Record excerpts
====================

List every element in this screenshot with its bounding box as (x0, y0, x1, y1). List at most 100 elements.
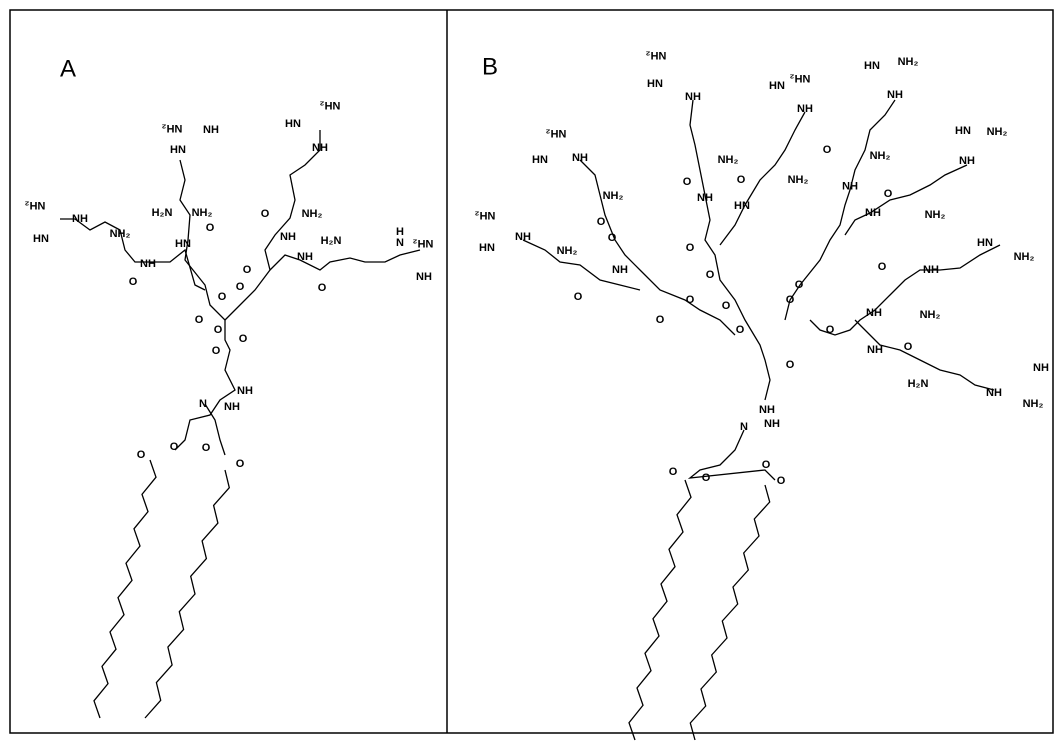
atom-label: O (777, 475, 786, 487)
alkyl-chain (629, 480, 691, 740)
atom-label: NH (867, 344, 883, 356)
atom-label: NH (612, 264, 628, 276)
atom-label: NH (923, 264, 939, 276)
atom-label: NH (140, 258, 156, 270)
atom-label: NH (866, 307, 882, 319)
atom-label: O (737, 174, 746, 186)
atom-label: NH (416, 271, 432, 283)
atom-label: NH (297, 251, 313, 263)
panel-b-bonds (523, 100, 1000, 480)
atom-label: O (722, 300, 731, 312)
outer-frame (10, 10, 1053, 733)
atom-label: HN (170, 144, 186, 156)
atom-label: NH (986, 387, 1002, 399)
atom-label: O (904, 341, 913, 353)
atom-label: HN (734, 200, 750, 212)
atom-label: NH (237, 385, 253, 397)
atom-label: H₂N (908, 378, 929, 390)
atom-label: HN (647, 78, 663, 90)
atom-label: HN (977, 237, 993, 249)
atom-label: NH₂ (192, 207, 213, 219)
atom-label: H₂N (152, 207, 173, 219)
atom-label: NH (697, 192, 713, 204)
atom-label: O (878, 261, 887, 273)
atom-label: O (243, 264, 252, 276)
atom-label: H₂N (321, 235, 342, 247)
atom-label: HN (532, 154, 548, 166)
atom-label: O (795, 279, 804, 291)
atom-label: O (706, 269, 715, 281)
atom-label: NH (312, 142, 328, 154)
atom-label: HN (175, 238, 191, 250)
alkyl-chain (94, 460, 156, 718)
atom-label: NH₂ (718, 154, 739, 166)
alkyl-chain (145, 470, 229, 718)
atom-label: NH₂ (788, 174, 809, 186)
atom-label: NH (224, 401, 240, 413)
atom-label: O (212, 345, 221, 357)
atom-label: O (826, 324, 835, 336)
atom-label: O (236, 458, 245, 470)
atom-label: O (597, 216, 606, 228)
atom-label: NH (887, 89, 903, 101)
atom-label: NH₂ (646, 49, 667, 61)
atom-label: HN (479, 242, 495, 254)
atom-label: O (823, 144, 832, 156)
atom-label: HN (285, 118, 301, 130)
atom-label: O (218, 291, 227, 303)
atom-label: O (669, 466, 678, 478)
atom-label: NH₂ (987, 126, 1008, 138)
atom-label: NH₂ (475, 209, 496, 221)
atom-label: O (786, 294, 795, 306)
atom-label: N (199, 398, 207, 410)
atom-label: NH₂ (25, 199, 46, 211)
atom-label: NH (203, 124, 219, 136)
atom-label: NH₂ (110, 228, 131, 240)
alkyl-chain (690, 485, 769, 740)
atom-label: NH (515, 231, 531, 243)
atom-label: HN (33, 233, 49, 245)
atom-label: O (686, 242, 695, 254)
figure: ANH₂NHHNH₂NNH₂HNONHONH₂NHHNNH₂NH₂HNNHONH… (0, 0, 1055, 742)
atom-label: O (195, 314, 204, 326)
fatty-chains (94, 460, 770, 740)
atom-label: O (683, 176, 692, 188)
atom-label: O (686, 294, 695, 306)
atom-label: O (129, 276, 138, 288)
atom-label: NH₂ (302, 208, 323, 220)
atom-label: NH₂ (870, 150, 891, 162)
atom-label: NH (764, 418, 780, 430)
atom-label: NH₂ (898, 56, 919, 68)
atom-label: O (170, 441, 179, 453)
atom-label: O (202, 442, 211, 454)
atom-label: O (656, 314, 665, 326)
atom-label: NH₂ (790, 72, 811, 84)
atom-label: O (318, 282, 327, 294)
atom-label: NH (865, 207, 881, 219)
atom-label: NH (72, 213, 88, 225)
atom-label: HN (842, 179, 858, 191)
atom-label: NH₂ (162, 122, 183, 134)
atom-label: O (762, 459, 771, 471)
atom-label: O (608, 232, 617, 244)
panel-label: A (60, 55, 76, 82)
atom-label: NH (572, 152, 588, 164)
atom-label: O (261, 208, 270, 220)
atom-label: NH₂ (920, 309, 941, 321)
atom-label: NH (959, 155, 975, 167)
atom-label: NH₂ (413, 237, 434, 249)
atom-label: NH (280, 231, 296, 243)
atom-label: HN (769, 80, 785, 92)
atom-label: O (239, 333, 248, 345)
atom-label: NH (759, 404, 775, 416)
atom-label: O (736, 324, 745, 336)
atom-label: N (740, 421, 748, 433)
atom-label: O (206, 222, 215, 234)
atom-label: NH (797, 103, 813, 115)
atom-label: HN (864, 60, 880, 72)
atom-label: O (214, 324, 223, 336)
atom-label: NH₂ (1014, 251, 1035, 263)
atom-label: O (884, 188, 893, 200)
atom-label: O (702, 472, 711, 484)
atom-label: O (137, 449, 146, 461)
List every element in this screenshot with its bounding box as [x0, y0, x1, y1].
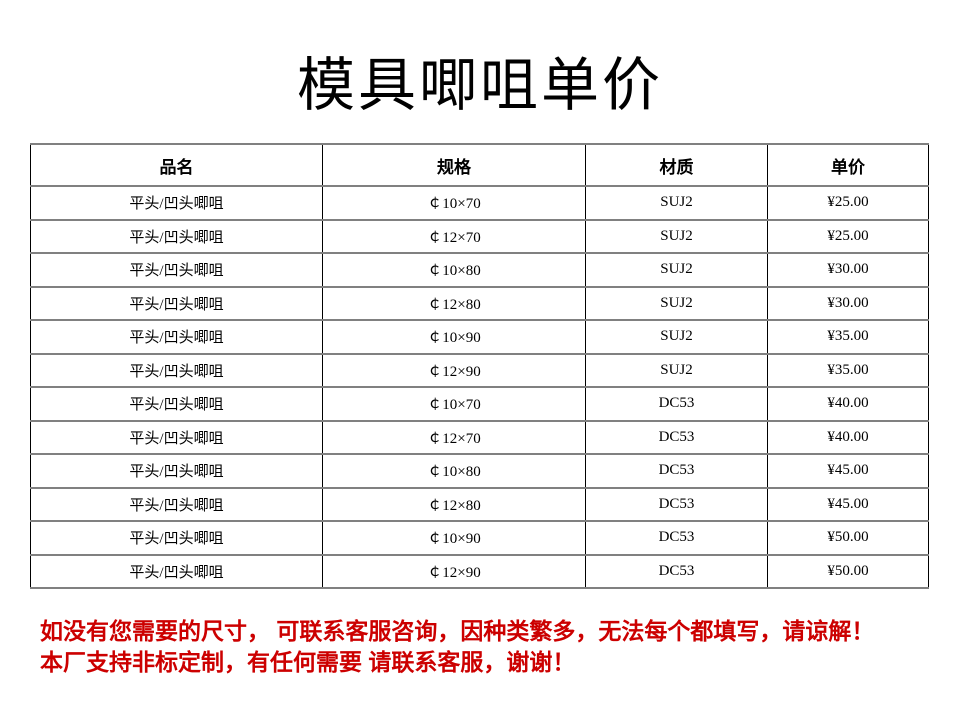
table-row: 平头/凹头唧咀 ￠12×90 SUJ2 ¥35.00	[30, 352, 929, 388]
material-cell: DC53	[585, 553, 768, 589]
header-spec: 规格	[322, 143, 586, 187]
material-cell: SUJ2	[585, 185, 768, 221]
table-body: 平头/凹头唧咀 ￠10×70 SUJ2 ¥25.00 平头/凹头唧咀 ￠12×70 SUJ2…	[30, 185, 929, 589]
price-cell: ¥45.00	[767, 486, 929, 522]
table-row: 平头/凹头唧咀 ￠10×70 SUJ2 ¥25.00	[30, 185, 929, 221]
table-row: 平头/凹头唧咀 ￠10×70 DC53 ¥40.00	[30, 386, 929, 422]
product-name-cell: 平头/凹头唧咀	[30, 352, 323, 388]
product-name-cell: 平头/凹头唧咀	[30, 553, 323, 589]
price-cell: ¥25.00	[767, 185, 929, 221]
price-table: 品名 规格 材质 单价 平头/凹头唧咀 ￠10×70 SUJ2 ¥25.00 平头/凹头…	[30, 143, 929, 589]
material-cell: SUJ2	[585, 352, 768, 388]
spec-cell: ￠10×80	[322, 252, 586, 288]
material-cell: DC53	[585, 486, 768, 522]
product-name-cell: 平头/凹头唧咀	[30, 185, 323, 221]
header-price: 单价	[767, 143, 929, 187]
spec-cell: ￠10×90	[322, 319, 586, 355]
price-cell: ¥40.00	[767, 386, 929, 422]
product-name-cell: 平头/凹头唧咀	[30, 520, 323, 556]
price-cell: ¥35.00	[767, 352, 929, 388]
price-cell: ¥25.00	[767, 218, 929, 254]
price-cell: ¥50.00	[767, 520, 929, 556]
product-name-cell: 平头/凹头唧咀	[30, 486, 323, 522]
spec-cell: ￠10×90	[322, 520, 586, 556]
material-cell: SUJ2	[585, 252, 768, 288]
footer-note: 如没有您需要的尺寸， 可联系客服咨询，因种类繁多，无法每个都填写，请谅解！ 本厂…	[40, 616, 940, 678]
spec-cell: ￠12×80	[322, 486, 586, 522]
table-header-row: 品名 规格 材质 单价	[30, 143, 929, 187]
product-name-cell: 平头/凹头唧咀	[30, 218, 323, 254]
price-cell: ¥30.00	[767, 285, 929, 321]
footer-line-1: 如没有您需要的尺寸， 可联系客服咨询，因种类繁多，无法每个都填写，请谅解！	[40, 618, 875, 644]
table-row: 平头/凹头唧咀 ￠10×80 DC53 ¥45.00	[30, 453, 929, 489]
table-row: 平头/凹头唧咀 ￠12×70 DC53 ¥40.00	[30, 419, 929, 455]
table-row: 平头/凹头唧咀 ￠10×80 SUJ2 ¥30.00	[30, 252, 929, 288]
spec-cell: ￠12×80	[322, 285, 586, 321]
material-cell: SUJ2	[585, 218, 768, 254]
material-cell: SUJ2	[585, 319, 768, 355]
table-row: 平头/凹头唧咀 ￠10×90 SUJ2 ¥35.00	[30, 319, 929, 355]
product-name-cell: 平头/凹头唧咀	[30, 386, 323, 422]
table-row: 平头/凹头唧咀 ￠12×90 DC53 ¥50.00	[30, 553, 929, 589]
table-row: 平头/凹头唧咀 ￠12×70 SUJ2 ¥25.00	[30, 218, 929, 254]
product-name-cell: 平头/凹头唧咀	[30, 319, 323, 355]
spec-cell: ￠12×90	[322, 352, 586, 388]
header-material: 材质	[585, 143, 768, 187]
header-product-name: 品名	[30, 143, 323, 187]
price-cell: ¥50.00	[767, 553, 929, 589]
price-cell: ¥35.00	[767, 319, 929, 355]
page-title: 模具唧咀单价	[296, 53, 663, 118]
spec-cell: ￠10×80	[322, 453, 586, 489]
product-name-cell: 平头/凹头唧咀	[30, 419, 323, 455]
spec-cell: ￠12×70	[322, 419, 586, 455]
price-cell: ¥30.00	[767, 252, 929, 288]
product-name-cell: 平头/凹头唧咀	[30, 453, 323, 489]
table-row: 平头/凹头唧咀 ￠10×90 DC53 ¥50.00	[30, 520, 929, 556]
spec-cell: ￠12×90	[322, 553, 586, 589]
material-cell: SUJ2	[585, 285, 768, 321]
material-cell: DC53	[585, 419, 768, 455]
material-cell: DC53	[585, 453, 768, 489]
material-cell: DC53	[585, 520, 768, 556]
price-cell: ¥40.00	[767, 419, 929, 455]
product-name-cell: 平头/凹头唧咀	[30, 285, 323, 321]
table-row: 平头/凹头唧咀 ￠12×80 DC53 ¥45.00	[30, 486, 929, 522]
price-cell: ¥45.00	[767, 453, 929, 489]
product-name-cell: 平头/凹头唧咀	[30, 252, 323, 288]
footer-line-2: 本厂支持非标定制，有任何需要 请联系客服，谢谢！	[40, 649, 576, 675]
material-cell: DC53	[585, 386, 768, 422]
spec-cell: ￠10×70	[322, 386, 586, 422]
spec-cell: ￠12×70	[322, 218, 586, 254]
spec-cell: ￠10×70	[322, 185, 586, 221]
table-row: 平头/凹头唧咀 ￠12×80 SUJ2 ¥30.00	[30, 285, 929, 321]
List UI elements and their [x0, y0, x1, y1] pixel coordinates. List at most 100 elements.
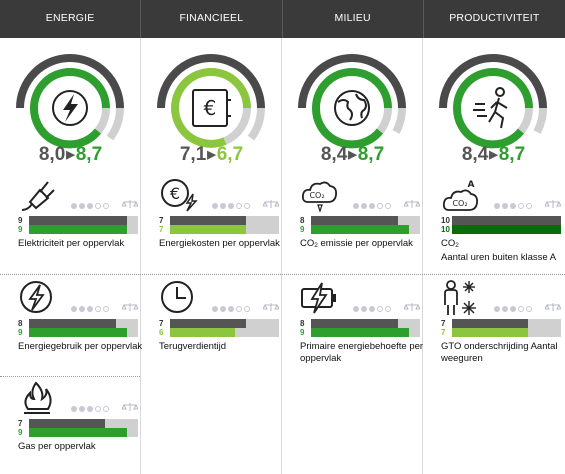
column-divider	[281, 38, 282, 474]
triangle-right-icon: ▶	[66, 149, 75, 161]
battery-lightning-icon	[301, 282, 336, 314]
rating-dots	[353, 306, 393, 312]
score-before: 7,1	[179, 144, 207, 165]
metric-label: Elektriciteit per oppervlak	[18, 238, 125, 249]
metric-label: Primaire energiebehoefte per oppervlak	[300, 341, 424, 364]
metric-label: CO2 emissie per oppervlak	[300, 238, 413, 249]
productiviteit-score-gauge	[437, 52, 549, 164]
before-score: 7	[18, 419, 23, 428]
euro-lightning-icon: €	[161, 179, 198, 212]
before-score: 7	[441, 319, 446, 328]
before-bar	[29, 319, 117, 328]
metric-label: Terugverdientijd	[159, 341, 227, 352]
balance-scale-icon	[122, 200, 138, 208]
tab-productiviteit[interactable]: PRODUCTIVITEIT	[449, 12, 540, 24]
before-score: 8	[300, 319, 305, 328]
lightning-bolt-icon	[52, 90, 88, 126]
rating-dots	[494, 306, 534, 312]
before-score: 7	[159, 216, 164, 225]
energie-score-gauge	[14, 52, 126, 164]
tab-milieu[interactable]: MILIEU	[283, 0, 424, 38]
score-bars: 7 9	[18, 418, 138, 438]
score-after: 8,7	[75, 144, 103, 165]
before-score: 10	[441, 216, 450, 225]
rating-dots	[71, 406, 111, 412]
rating-dots	[353, 203, 393, 209]
score-after: 8,7	[498, 144, 526, 165]
balance-scale-icon	[122, 403, 138, 411]
rating-dots	[71, 203, 111, 209]
metric-label: CO2 Aantal uren buiten klasse A	[441, 238, 557, 263]
before-bar	[170, 216, 247, 225]
score-before: 8,4	[461, 144, 489, 165]
before-bar	[29, 419, 106, 428]
balance-scale-icon	[122, 303, 138, 311]
clock-icon	[161, 281, 193, 313]
after-bar	[452, 225, 561, 234]
after-bar	[29, 328, 128, 337]
metric-label: Energiekosten per oppervlak	[159, 238, 280, 249]
balance-scale-icon	[263, 200, 279, 208]
before-score: 8	[18, 319, 23, 328]
row-divider	[0, 274, 565, 275]
category-tabs: ENERGIE FINANCIEEL MILIEU PRODUCTIVITEIT	[0, 0, 565, 38]
after-score: 9	[300, 328, 305, 337]
metric-label: Gas per oppervlak	[18, 441, 96, 452]
after-score: 9	[18, 328, 23, 337]
after-bar	[170, 225, 247, 234]
euro-safe-icon: €	[192, 89, 231, 127]
after-bar	[452, 328, 529, 337]
svg-text:A: A	[468, 180, 475, 190]
score-bars: 8 9	[18, 318, 138, 338]
score-bars: 10 10	[441, 215, 561, 235]
triangle-right-icon: ▶	[207, 149, 216, 161]
rating-dots	[71, 306, 111, 312]
lightning-circle-icon	[20, 281, 52, 313]
svg-text:CO₂: CO₂	[452, 199, 467, 208]
score-before: 8,0	[38, 144, 66, 165]
after-bar	[311, 225, 410, 234]
after-score: 7	[159, 225, 164, 234]
rating-dots	[212, 306, 252, 312]
balance-scale-icon	[404, 200, 420, 208]
before-bar	[29, 216, 128, 225]
before-score: 7	[159, 319, 164, 328]
after-score: 6	[159, 328, 164, 337]
co2-cloud-a-icon: CO₂ A	[442, 180, 479, 211]
score-before: 8,4	[320, 144, 348, 165]
tab-energie[interactable]: ENERGIE	[0, 0, 142, 38]
rating-dots	[212, 203, 252, 209]
balance-scale-icon	[545, 200, 561, 208]
before-bar	[452, 216, 561, 225]
before-bar	[170, 319, 247, 328]
column-divider	[140, 38, 141, 474]
tab-financieel[interactable]: FINANCIEEL	[141, 0, 283, 38]
financieel-score: 7,1▶6,7	[141, 144, 282, 166]
score-bars: 8 9	[300, 318, 420, 338]
after-score: 9	[18, 225, 23, 234]
metric-label: GTO onderschrijding Aantal weeguren	[441, 341, 558, 364]
energie-score: 8,0▶8,7	[0, 144, 141, 166]
after-score: 9	[18, 428, 23, 437]
score-bars: 7 7	[159, 215, 279, 235]
svg-text:€: €	[204, 96, 217, 120]
triangle-right-icon: ▶	[489, 149, 498, 161]
electric-plug-icon	[21, 181, 55, 211]
before-bar	[311, 319, 399, 328]
after-score: 10	[441, 225, 450, 234]
after-score: 7	[441, 328, 446, 337]
row-divider	[0, 376, 140, 377]
person-climate-icon	[444, 280, 476, 315]
milieu-score: 8,4▶8,7	[282, 144, 423, 166]
score-bars: 8 9	[300, 215, 420, 235]
score-bars: 7 6	[159, 318, 279, 338]
before-bar	[452, 319, 529, 328]
score-after: 6,7	[216, 144, 244, 165]
gas-flame-icon	[24, 381, 52, 414]
score-bars: 7 7	[441, 318, 561, 338]
balance-scale-icon	[545, 303, 561, 311]
globe-icon	[334, 90, 370, 126]
co2-cloud-icon: CO₂	[301, 181, 338, 213]
rating-dots	[494, 203, 534, 209]
before-score: 8	[300, 216, 305, 225]
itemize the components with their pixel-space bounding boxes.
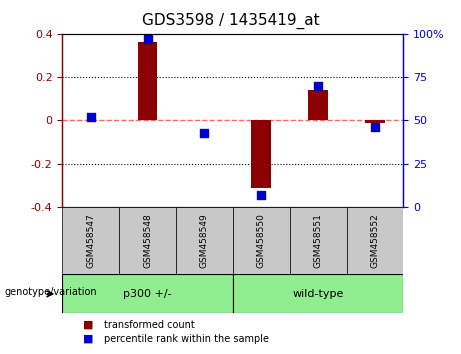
Text: GSM458548: GSM458548: [143, 213, 152, 268]
Text: ■: ■: [83, 334, 94, 344]
Text: GSM458549: GSM458549: [200, 213, 209, 268]
Point: [314, 83, 322, 88]
Point: [144, 36, 151, 42]
Bar: [62, 274, 233, 313]
Bar: [119, 207, 176, 274]
Text: GSM458550: GSM458550: [257, 213, 266, 268]
Text: GSM458547: GSM458547: [86, 213, 95, 268]
Bar: [308, 90, 328, 120]
Bar: [251, 120, 271, 188]
Text: GDS3598 / 1435419_at: GDS3598 / 1435419_at: [142, 12, 319, 29]
Text: GSM458552: GSM458552: [371, 213, 379, 268]
Text: transformed count: transformed count: [104, 320, 195, 330]
Bar: [365, 120, 385, 122]
Bar: [347, 207, 403, 274]
Point: [371, 125, 378, 130]
Text: wild-type: wild-type: [292, 289, 344, 299]
Bar: [233, 274, 403, 313]
Text: ■: ■: [83, 320, 94, 330]
Text: percentile rank within the sample: percentile rank within the sample: [104, 334, 269, 344]
Text: p300 +/-: p300 +/-: [123, 289, 172, 299]
Bar: [233, 207, 290, 274]
Bar: [62, 207, 119, 274]
Point: [201, 130, 208, 135]
Text: GSM458551: GSM458551: [313, 213, 323, 268]
Text: genotype/variation: genotype/variation: [5, 287, 97, 297]
Bar: [290, 207, 347, 274]
Point: [87, 114, 95, 120]
Bar: [176, 207, 233, 274]
Point: [258, 192, 265, 198]
Bar: [137, 42, 158, 120]
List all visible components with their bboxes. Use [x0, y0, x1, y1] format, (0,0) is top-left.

====================

What you will do
Rewrite the lines from the one containing "Text: GSM458548: GSM458548: [143, 213, 152, 268]" through the one containing "Bar: [251, 120, 271, 188]", replacing every "Point" with "Marker" and leaving everything else unchanged. Give only those lines.

Task result
Text: GSM458548: GSM458548: [143, 213, 152, 268]
Text: ■: ■: [83, 334, 94, 344]
Text: GSM458549: GSM458549: [200, 213, 209, 268]
Marker: [314, 83, 322, 88]
Marker: [144, 36, 151, 42]
Bar: [62, 274, 233, 313]
Bar: [119, 207, 176, 274]
Text: GSM458550: GSM458550: [257, 213, 266, 268]
Text: GSM458547: GSM458547: [86, 213, 95, 268]
Bar: [308, 90, 328, 120]
Bar: [251, 120, 271, 188]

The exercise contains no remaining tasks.